Exercise ▸ Copy out each line in the material below that has the word "wtyczki".

##### Data section #####

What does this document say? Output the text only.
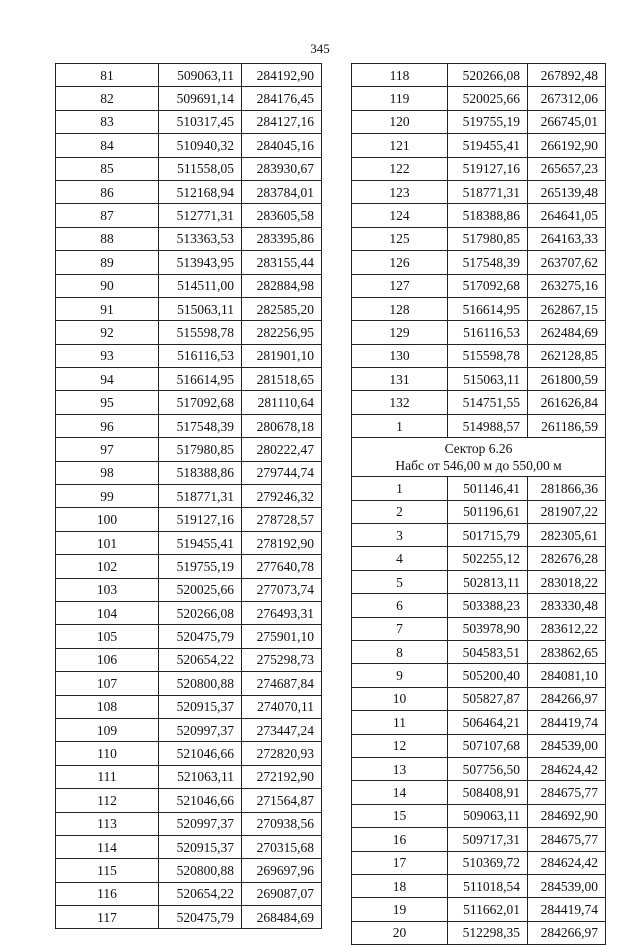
345
81	509063,11	284192,90
82	509691,14	284176,45
83	510317,45	284127,16
84	510940,32	284045,16
85	511558,05	283930,67
86	512168,94	283784,01
87	512771,31	283605,58
88	513363,53	283395,86
89	513943,95	283155,44
90	514511,00	282884,98
91	515063,11	282585,20
92	515598,78	282256,95
93	516116,53	281901,10
94	516614,95	281518,65
95	517092,68	281110,64
96	517548,39	280678,18
97	517980,85	280222,47
98	518388,86	279744,74
99	518771,31	279246,32
100	519127,16	278728,57
101	519455,41	278192,90
102	519755,19	277640,78
103	520025,66	277073,74
104	520266,08	276493,31
105	520475,79	275901,10
106	520654,22	275298,73
107	520800,88	274687,84
108	520915,37	274070,11
109	520997,37	273447,24
110	521046,66	272820,93
111	521063,11	272192,90
112	521046,66	271564,87
113	520997,37	270938,56
114	520915,37	270315,68
115	520800,88	269697,96
116	520654,22	269087,07
117	520475,79	268484,69
118	520266,08	267892,48
119	520025,66	267312,06
120	519755,19	266745,01
121	519455,41	266192,90
122	519127,16	265657,23
123	518771,31	265139,48
124	518388,86	264641,05
125	517980,85	264163,33
126	517548,39	263707,62
127	517092,68	263275,16
128	516614,95	262867,15
129	516116,53	262484,69
130	515598,78	262128,85
131	515063,11	261800,59
132	514751,55	261626,84
1	514988,57	261186,59

Сектор 6.26
Набс от 546,00 м до 550,00 м		

1	501146,41	281866,36
2	501196,61	281907,22
3	501715,79	282305,61
4	502255,12	282676,28
5	502813,11	283018,22
6	503388,23	283330,48
7	503978,90	283612,22
8	504583,51	283862,65
9	505200,40	284081,10
10	505827,87	284266,97
11	506464,21	284419,74
12	507107,68	284539,00
13	507756,50	284624,42
14	508408,91	284675,77
15	509063,11	284692,90
16	509717,31	284675,77
17	510369,72	284624,42
18	511018,54	284539,00
19	511662,01	284419,74
20	512298,35	284266,97
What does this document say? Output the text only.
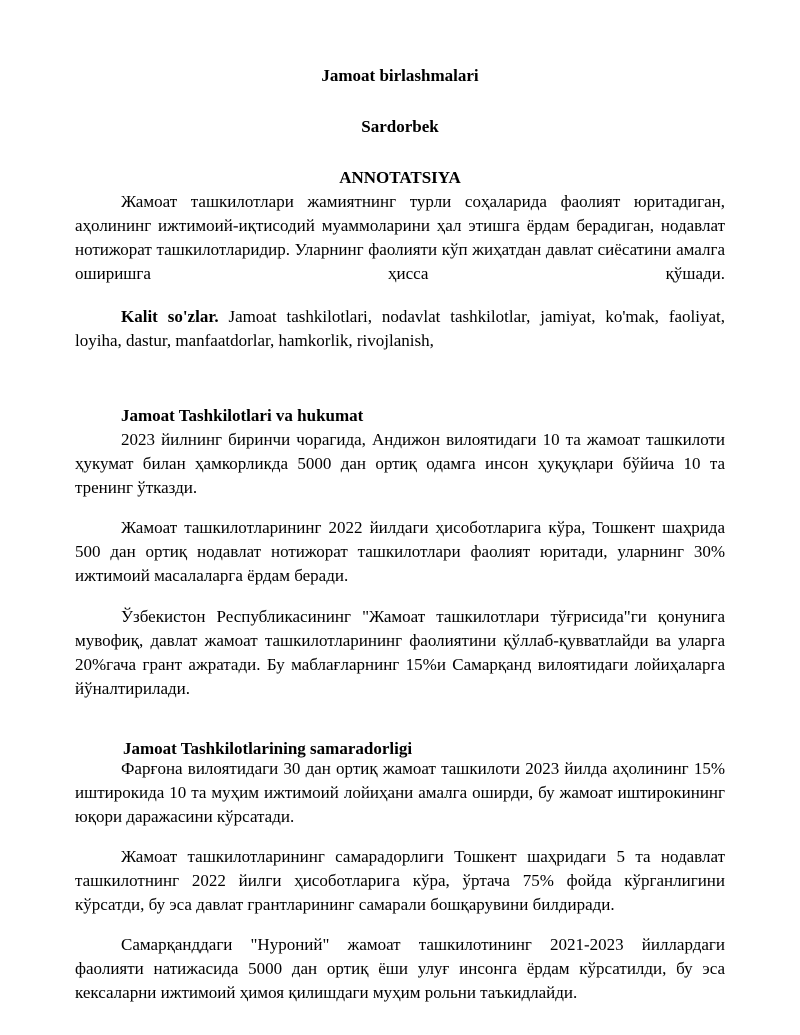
Jamoat birlashmalari
Sardorbek
ANNOTATSIYA

Жамоат ташкилотлари жамиятнинг турли соҳаларида фаолият юритадиган, аҳолининг ижтимоий-иқтисодий муаммоларини ҳал этишга ёрдам берадиган, нодавлат нотижорат ташкилотларидир. Уларнинг фаолияти кўп жиҳатдан давлат сиёсатини амалга оширишга ҳисса қўшади.

Kalit so'zlar. Jamoat tashkilotlari, nodavlat tashkilotlar, jamiyat, ko'mak, faoliyat, loyiha, dastur, manfaatdorlar, hamkorlik, rivojlanish,

Jamoat Tashkilotlari va hukumat

2023 йилнинг биринчи чорагида, Андижон вилоятидаги 10 та жамоат ташкилоти ҳукумат билан ҳамкорликда 5000 дан ортиқ одамга инсон ҳуқуқлари бўйича 10 та тренинг ўтказди.

Жамоат ташкилотларининг 2022 йилдаги ҳисоботларига кўра, Тошкент шаҳрида 500 дан ортиқ нодавлат нотижорат ташкилотлари фаолият юритади, уларнинг 30% ижтимоий масалаларга ёрдам беради.

Ўзбекистон Республикасининг "Жамоат ташкилотлари тўғрисида"ги қонунига мувофиқ, давлат жамоат ташкилотларининг фаолиятини қўллаб-қувватлайди ва уларга 20%гача грант ажратади. Бу маблағларнинг 15%и Самарқанд вилоятидаги лойиҳаларга йўналтирилади.

Jamoat Tashkilotlarining samaradorligi

Фарғона вилоятидаги 30 дан ортиқ жамоат ташкилоти 2023 йилда аҳолининг 15% иштирокида 10 та муҳим ижтимоий лойиҳани амалга оширди, бу жамоат иштирокининг юқори даражасини кўрсатади.

Жамоат ташкилотларининг самарадорлиги Тошкент шаҳридаги 5 та нодавлат ташкилотнинг 2022 йилги ҳисоботларига кўра, ўртача 75% фойда кўрганлигини кўрсатди, бу эса давлат грантларининг самарали бошқарувини билдиради.

Самарқанддаги "Нуроний" жамоат ташкилотининг 2021-2023 йиллардаги фаолияти натижасида 5000 дан ортиқ ёши улуғ инсонга ёрдам кўрсатилди, бу эса кексаларни ижтимоий ҳимоя қилишдаги муҳим рольни таъкидлайди.
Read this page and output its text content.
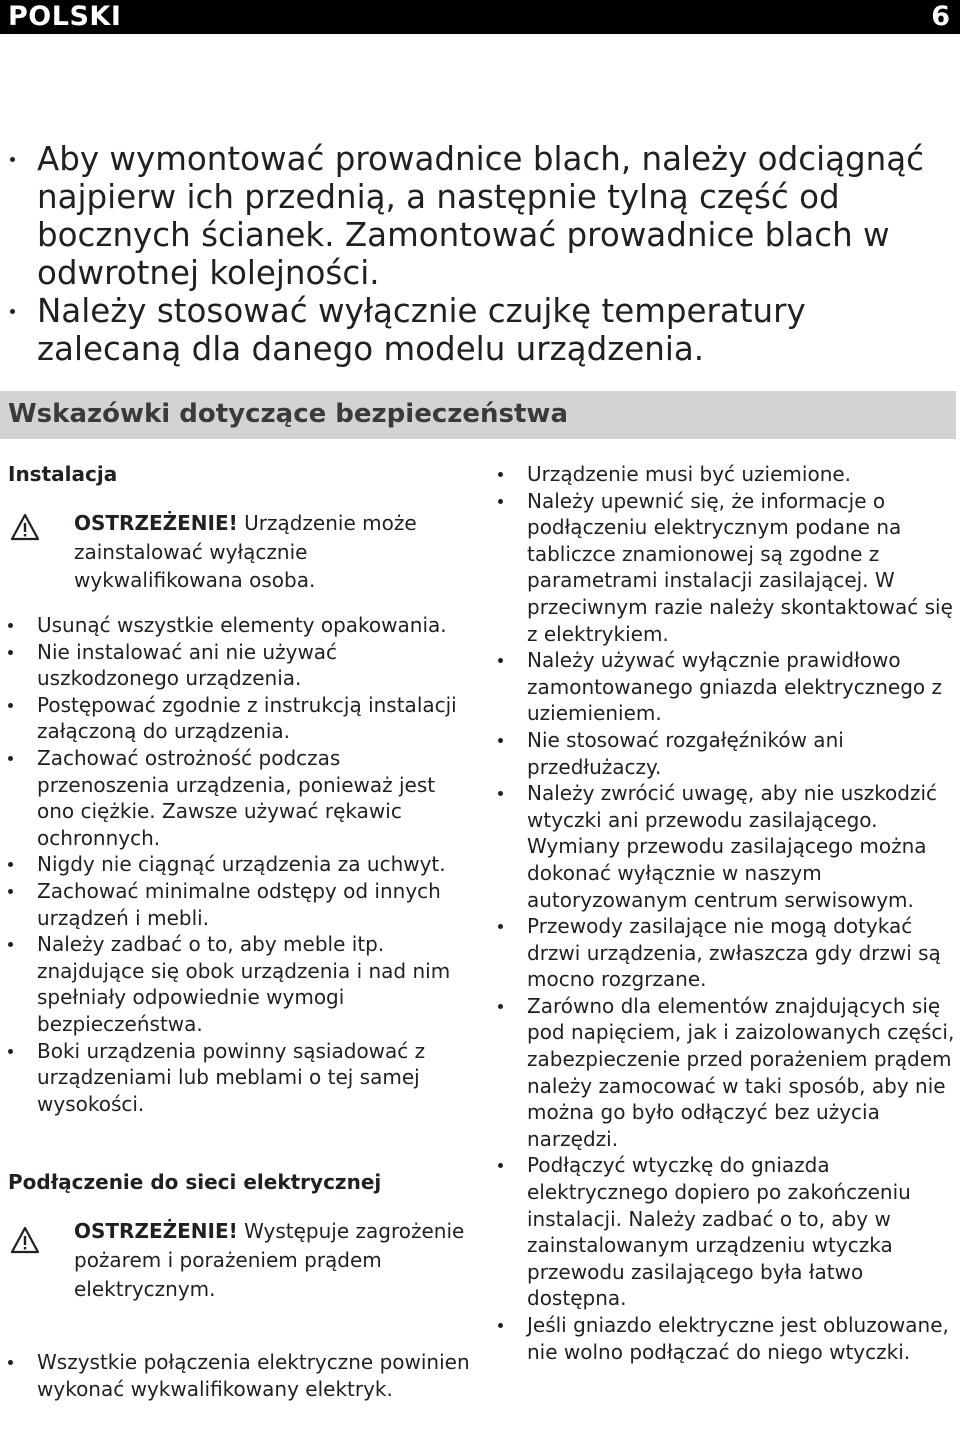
POLSKI	6
Aby wymontować prowadnice blach, należy odciągnąć najpierw ich przednią, a następnie tylną część od bocznych ścianek. Zamontować prowadnice blach w odwrotnej kolejności.
Należy stosować wyłącznie czujkę temperatury zalecaną dla danego modelu urządzenia.
Wskazówki dotyczące bezpieczeństwa
Instalacja
OSTRZEŻENIE! Urządzenie może zainstalować wyłącznie wykwalifikowana osoba.
Usunąć wszystkie elementy opakowania.
Nie instalować ani nie używać uszkodzonego urządzenia.
Postępować zgodnie z instrukcją instalacji załączoną do urządzenia.
Zachować ostrożność podczas przenoszenia urządzenia, ponieważ jest ono ciężkie. Zawsze używać rękawic ochronnych.
Nigdy nie ciągnąć urządzenia za uchwyt.
Zachować minimalne odstępy od innych urządzeń i mebli.
Należy zadbać o to, aby meble itp. znajdujące się obok urządzenia i nad nim spełniały odpowiednie wymogi bezpieczeństwa.
Boki urządzenia powinny sąsiadować z urządzeniami lub meblami o tej samej wysokości.
Podłączenie do sieci elektrycznej
OSTRZEŻENIE! Występuje zagrożenie pożarem i porażeniem prądem elektrycznym.
Wszystkie połączenia elektryczne powinien wykonać wykwalifikowany elektryk.
Urządzenie musi być uziemione.
Należy upewnić się, że informacje o podłączeniu elektrycznym podane na tabliczce znamionowej są zgodne z parametrami instalacji zasilającej. W przeciwnym razie należy skontaktować się z elektrykiem.
Należy używać wyłącznie prawidłowo zamontowanego gniazda elektrycznego z uziemieniem.
Nie stosować rozgałęźników ani przedłużaczy.
Należy zwrócić uwagę, aby nie uszkodzić wtyczki ani przewodu zasilającego. Wymiany przewodu zasilającego można dokonać wyłącznie w naszym autoryzowanym centrum serwisowym.
Przewody zasilające nie mogą dotykać drzwi urządzenia, zwłaszcza gdy drzwi są mocno rozgrzane.
Zarówno dla elementów znajdujących się pod napięciem, jak i zaizolowanych części, zabezpieczenie przed porażeniem prądem należy zamocować w taki sposób, aby nie można go było odłączyć bez użycia narzędzi.
Podłączyć wtyczkę do gniazda elektrycznego dopiero po zakończeniu instalacji. Należy zadbać o to, aby w zainstalowanym urządzeniu wtyczka przewodu zasilającego była łatwo dostępna.
Jeśli gniazdo elektryczne jest obluzowane, nie wolno podłączać do niego wtyczki.
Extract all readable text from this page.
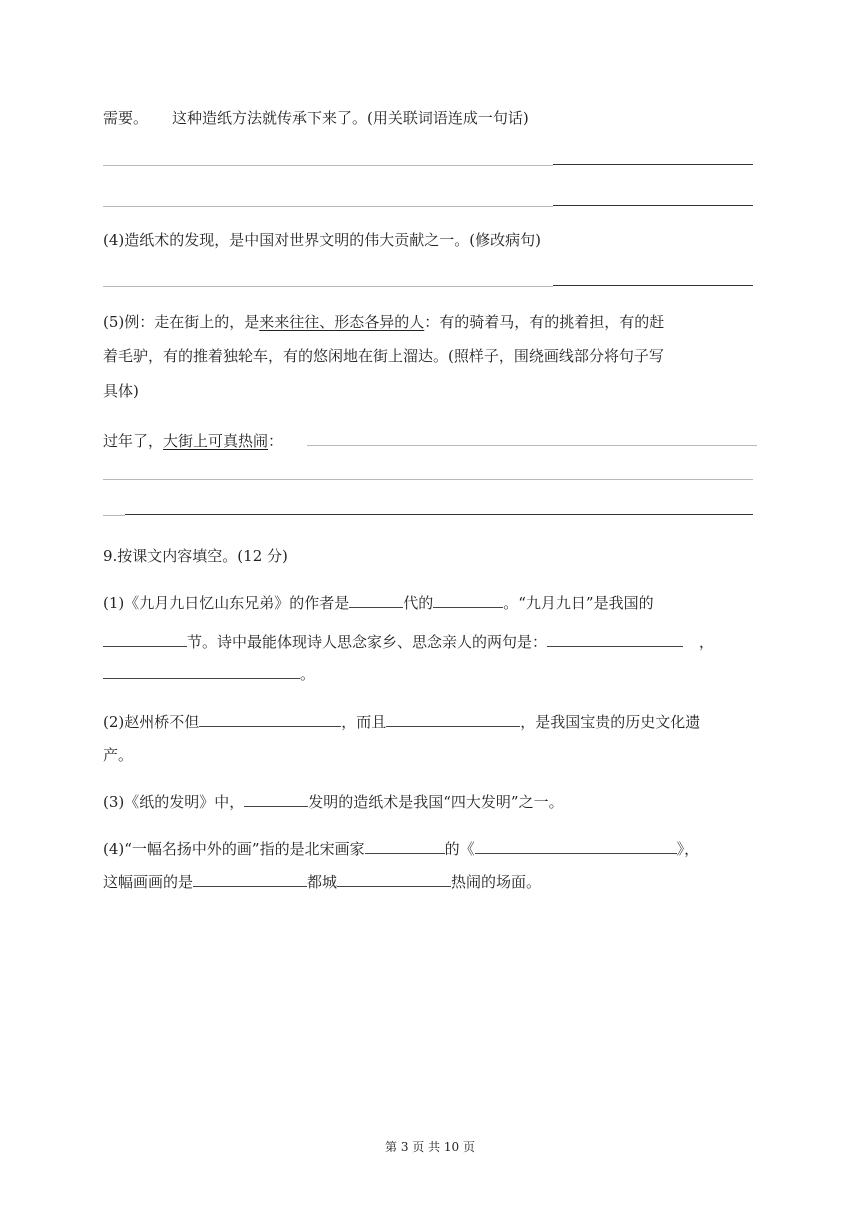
需要。 这种造纸方法就传承下来了。(用关联词语连成一句话)
(4)造纸术的发现，是中国对世界文明的伟大贡献之一。(修改病句)
(5)例：走在街上的，是来来往往、形态各异的人：有的骑着马，有的挑着担，有的赶
着毛驴，有的推着独轮车，有的悠闲地在街上溜达。(照样子，围绕画线部分将句子写
具体)
过年了，大街上可真热闹：
9.按课文内容填空。(12 分)
(1)《九月九日忆山东兄弟》的作者是	代的	。“九月九日”是我国的
节。诗中最能体现诗人思念家乡、思念亲人的两句是：	，
。
(2)赵州桥不但	，而且	，是我国宝贵的历史文化遗
产。
(3)《纸的发明》中，	发明的造纸术是我国“四大发明”之一。
(4)“一幅名扬中外的画”指的是北宋画家	的《	》，
这幅画画的是	都城	热闹的场面。
第 3 页 共 10 页
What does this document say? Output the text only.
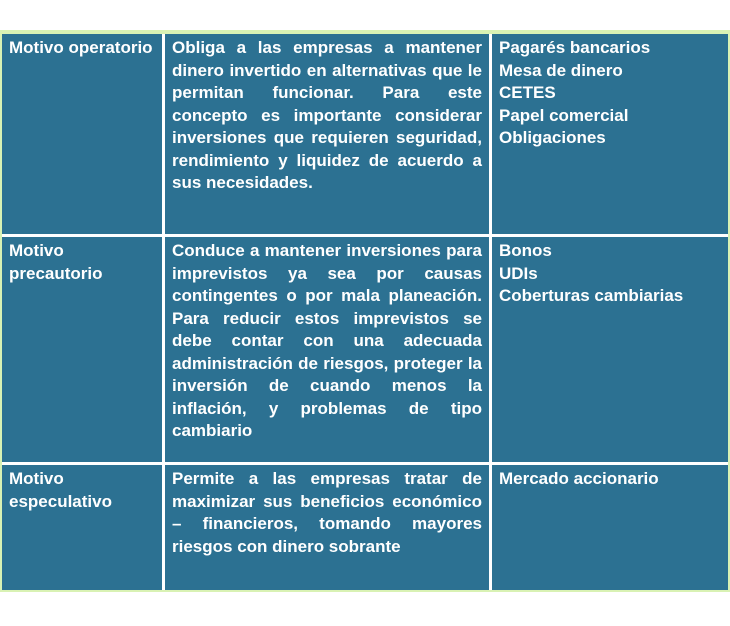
Motivo operatorio	Obliga a las empresas a mantener dinero invertido en alternativas que le permitan funcionar. Para este concepto es importante considerar inversiones que requieren seguridad, rendimiento y liquidez de acuerdo a sus necesidades.
Pagarés bancarios
Mesa de dinero
CETES
Papel comercial
Obligaciones
Motivo precautorio
Conduce a mantener inversiones para imprevistos ya sea por causas contingentes o por mala planeación. Para reducir estos imprevistos se debe contar con una adecuada administración de riesgos, proteger la inversión de cuando menos la inflación, y problemas de tipo cambiario
Bonos
UDIs
Coberturas cambiarias
Motivo especulativo
Permite a las empresas tratar de maximizar sus beneficios económico – financieros, tomando mayores riesgos con dinero sobrante
Mercado accionario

#####

Completed exercise ▸
Należy zwrócić uwagę, aby nie uszkodzić wtyczki ani przewodu zasilającego. Wymiany przewodu zasilającego można dokonać wyłącznie w naszym autoryzowanym centrum serwisowym.
Jeśli gniazdo elektryczne jest obluzowane, nie wolno podłączać do niego wtyczki.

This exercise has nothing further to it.